节选内容:

☆ ☆ ☆ ☆ ☆

Python HTML解析器BeautifulSoup用法实例详解【爬虫解析器】
简介
BeautifulSoup是一个Python的HTML/XML解析库,可以从HTML或XML中提取信息。它通过解析文档为DOM树,支持CSS选择器和XPath表达式,提供了十分方便的数据抽取方法。
BeautifulSoup支持Python标准库中的HTML解析器,也支持一些第三方的HTML解析器,例如lxml、html5lib等。同时,BeautifulSoup还可以在解析嵌套式数据时自动进行编码转换,很好地适应了各种编码的HTML文档。
安装
通过pip命令安装BeautifulSoup:
pip install BeautifulSoup4
pip install lxml
pip install html5lib
基本使用
from bs4 import BeautifulSoup
html_doc = """
<html><head><title>The Dormouse's story</title></head>
<body>
<p class="title"><b>The Dormouse's story</b></p>
<p class="story">Once upon a time there were three little sisters; and their names were
<a href="http://example.com/elsie" class="sister" id="link1">Elsie</a>,
<a href="http://example.com/lacie" class="sister" id="link2">Lacie</a> and
<a href="http://example.com/tillie" class="sister" id="link3">Tillie</a>;
and they lived at the bottom of a well.</p>
<p class="story">...</p>
"""

☆ ☆ ☆ ☆ ☆

所附资料:

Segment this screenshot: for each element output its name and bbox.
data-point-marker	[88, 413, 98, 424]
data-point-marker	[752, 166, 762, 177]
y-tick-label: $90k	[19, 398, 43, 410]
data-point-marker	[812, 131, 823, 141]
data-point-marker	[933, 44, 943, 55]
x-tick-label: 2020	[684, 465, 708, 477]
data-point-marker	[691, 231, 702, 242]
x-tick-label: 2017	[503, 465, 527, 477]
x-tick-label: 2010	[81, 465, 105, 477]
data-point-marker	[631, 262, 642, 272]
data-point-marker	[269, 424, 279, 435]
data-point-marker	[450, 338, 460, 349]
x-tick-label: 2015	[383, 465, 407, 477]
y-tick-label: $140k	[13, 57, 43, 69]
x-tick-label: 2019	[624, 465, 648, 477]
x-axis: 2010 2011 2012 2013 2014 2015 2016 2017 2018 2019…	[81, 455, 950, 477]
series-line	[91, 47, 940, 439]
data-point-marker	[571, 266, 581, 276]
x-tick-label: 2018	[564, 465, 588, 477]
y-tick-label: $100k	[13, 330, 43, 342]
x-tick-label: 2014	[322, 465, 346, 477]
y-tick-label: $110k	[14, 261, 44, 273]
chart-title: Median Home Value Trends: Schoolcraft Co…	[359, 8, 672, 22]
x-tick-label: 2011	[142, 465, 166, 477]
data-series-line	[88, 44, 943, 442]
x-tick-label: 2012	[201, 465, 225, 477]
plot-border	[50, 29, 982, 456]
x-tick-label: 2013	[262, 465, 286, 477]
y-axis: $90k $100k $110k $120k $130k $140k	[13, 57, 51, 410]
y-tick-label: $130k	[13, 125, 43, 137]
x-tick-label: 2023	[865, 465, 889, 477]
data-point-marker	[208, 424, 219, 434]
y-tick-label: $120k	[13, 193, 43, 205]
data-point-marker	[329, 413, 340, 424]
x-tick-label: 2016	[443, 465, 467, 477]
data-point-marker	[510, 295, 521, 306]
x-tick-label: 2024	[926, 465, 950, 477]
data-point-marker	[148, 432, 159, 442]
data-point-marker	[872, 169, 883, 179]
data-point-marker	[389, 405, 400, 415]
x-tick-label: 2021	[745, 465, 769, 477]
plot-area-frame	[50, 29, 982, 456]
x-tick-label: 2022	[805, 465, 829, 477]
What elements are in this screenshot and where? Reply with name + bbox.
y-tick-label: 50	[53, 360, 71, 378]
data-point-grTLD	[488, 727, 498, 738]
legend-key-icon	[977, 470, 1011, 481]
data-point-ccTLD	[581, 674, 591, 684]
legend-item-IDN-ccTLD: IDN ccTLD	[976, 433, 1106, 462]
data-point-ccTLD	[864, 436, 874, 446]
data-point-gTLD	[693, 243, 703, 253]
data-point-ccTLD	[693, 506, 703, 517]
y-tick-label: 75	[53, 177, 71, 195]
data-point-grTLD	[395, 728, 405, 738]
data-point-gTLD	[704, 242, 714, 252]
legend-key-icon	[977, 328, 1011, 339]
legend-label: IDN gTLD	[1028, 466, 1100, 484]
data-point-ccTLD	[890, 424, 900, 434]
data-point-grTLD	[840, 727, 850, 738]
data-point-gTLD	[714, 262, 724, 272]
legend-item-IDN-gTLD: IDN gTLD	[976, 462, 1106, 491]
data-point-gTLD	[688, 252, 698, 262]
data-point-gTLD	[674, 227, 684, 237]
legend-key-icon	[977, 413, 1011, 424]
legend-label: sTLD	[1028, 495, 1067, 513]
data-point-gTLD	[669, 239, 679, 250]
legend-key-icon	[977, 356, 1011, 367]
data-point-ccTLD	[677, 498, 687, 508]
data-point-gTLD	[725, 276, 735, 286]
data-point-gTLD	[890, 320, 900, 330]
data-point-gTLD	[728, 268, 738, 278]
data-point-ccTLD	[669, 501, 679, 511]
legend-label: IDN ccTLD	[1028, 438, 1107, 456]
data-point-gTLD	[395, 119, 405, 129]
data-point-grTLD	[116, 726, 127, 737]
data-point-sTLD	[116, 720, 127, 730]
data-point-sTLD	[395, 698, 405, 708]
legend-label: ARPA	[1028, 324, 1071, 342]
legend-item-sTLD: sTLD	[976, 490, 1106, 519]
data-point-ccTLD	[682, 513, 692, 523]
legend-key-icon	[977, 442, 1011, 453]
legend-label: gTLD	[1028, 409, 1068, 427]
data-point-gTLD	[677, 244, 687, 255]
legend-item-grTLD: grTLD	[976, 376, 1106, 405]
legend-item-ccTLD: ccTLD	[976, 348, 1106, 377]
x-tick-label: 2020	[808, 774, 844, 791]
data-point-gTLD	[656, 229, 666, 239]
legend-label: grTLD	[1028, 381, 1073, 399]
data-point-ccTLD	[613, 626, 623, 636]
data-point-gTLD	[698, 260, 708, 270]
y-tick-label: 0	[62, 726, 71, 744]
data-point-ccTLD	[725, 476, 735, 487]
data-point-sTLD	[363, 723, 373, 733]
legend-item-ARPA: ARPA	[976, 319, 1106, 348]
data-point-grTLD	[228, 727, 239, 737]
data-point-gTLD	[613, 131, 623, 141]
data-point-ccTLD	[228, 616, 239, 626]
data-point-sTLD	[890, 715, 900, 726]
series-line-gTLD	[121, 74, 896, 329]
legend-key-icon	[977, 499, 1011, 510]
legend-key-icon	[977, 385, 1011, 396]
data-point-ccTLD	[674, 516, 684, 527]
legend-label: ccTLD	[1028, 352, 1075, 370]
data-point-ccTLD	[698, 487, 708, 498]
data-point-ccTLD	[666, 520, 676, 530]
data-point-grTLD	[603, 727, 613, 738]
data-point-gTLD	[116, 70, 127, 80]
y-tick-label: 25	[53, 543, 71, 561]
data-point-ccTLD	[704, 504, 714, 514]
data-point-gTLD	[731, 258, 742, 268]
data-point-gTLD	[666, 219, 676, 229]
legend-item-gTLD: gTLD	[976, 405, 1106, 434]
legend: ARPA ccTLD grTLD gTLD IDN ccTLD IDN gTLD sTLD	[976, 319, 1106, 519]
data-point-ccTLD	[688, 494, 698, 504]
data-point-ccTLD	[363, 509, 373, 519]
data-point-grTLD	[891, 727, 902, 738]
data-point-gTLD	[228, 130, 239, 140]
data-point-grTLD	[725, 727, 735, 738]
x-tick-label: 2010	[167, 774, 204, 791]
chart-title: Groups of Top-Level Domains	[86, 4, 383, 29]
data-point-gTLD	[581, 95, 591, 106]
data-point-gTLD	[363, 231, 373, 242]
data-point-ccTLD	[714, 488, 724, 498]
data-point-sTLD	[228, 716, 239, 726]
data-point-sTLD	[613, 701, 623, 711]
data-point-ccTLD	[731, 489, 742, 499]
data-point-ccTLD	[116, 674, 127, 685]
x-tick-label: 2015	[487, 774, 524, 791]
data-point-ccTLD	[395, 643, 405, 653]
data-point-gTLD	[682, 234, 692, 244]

☆ ☆ ☆ ☆ ☆

待完成任务:
1. 列出BeautifulSoup用法教程中通过pip命令安装的所有包名。
2. 改写BeautifulSoup用法教程中从“Python HTML解析器BeautifulSoup用法实例详解【爬虫解析器】”开始、一直到“应了各种编码的HTML文档。”为止的部分，把其中的“DOM树”换成“文档树”。
3. 接续BeautifulSoup用法教程末尾的内容往下写。
这些记录用不上。

各题答案:
1. BeautifulSoup4、lxml、html5lib

2.
Python HTML解析器BeautifulSoup用法实例详解【爬虫解析器】
简介
BeautifulSoup是一个Python的HTML/XML解析库,可以从HTML或XML中提取信息。它通过解析文档为文档树,支持CSS选择器和XPath表达式,提供了十分方便的数据抽取方法。
BeautifulSoup支持Python标准库中的HTML解析器,也支持一些第三方的HTML解析器,例如lxml、html5lib等。同时,BeautifulSoup还可以在解析嵌套式数据时自动进行编码转换,很好地适应了各种编码的HTML文档。

3.
soup = BeautifulSoup(html_doc, 'html.parser')
# 格式化输出
print(soup.prettify())
# 获取title
print(soup.title)
# 获取title的名称
print(soup.title.name)
# 获取title包含的文本内容
print(soup.title.string)
# 获取第一个p标签
print(soup.p)
# 获取第一个a标签的href属性值
print(soup.a['href'])
# 获取所有的a标签
print(soup.find_all('a'))
# 获取class等于sister的所有a标签
print(soup.find_all('a', {'class': 'sister'}))
# 获取id等于link1的a标签
print(soup.find_all('a', {'id': 'link1'}))
运行结果如下:
<html>
<head>
<title>
The Dormouse's story
</title>
</head>
<body>
<p class="title">
<b>
The Dormouse's story
</b>
</p>
<p class="story">
Once upon a time there were three little sisters; and their names were
<a class="sister" href="http://example.com/elsie" id="link1">
Elsie
</a>
,
<a class="sister" href="http://example.com/lacie" id="link2">
Lacie
</a>
and
<a class="sister" href="http://example.com/tillie" id="link3">
Tillie
</a>
;
and they lived at the bottom of a well.
</p>
<p class="story">
...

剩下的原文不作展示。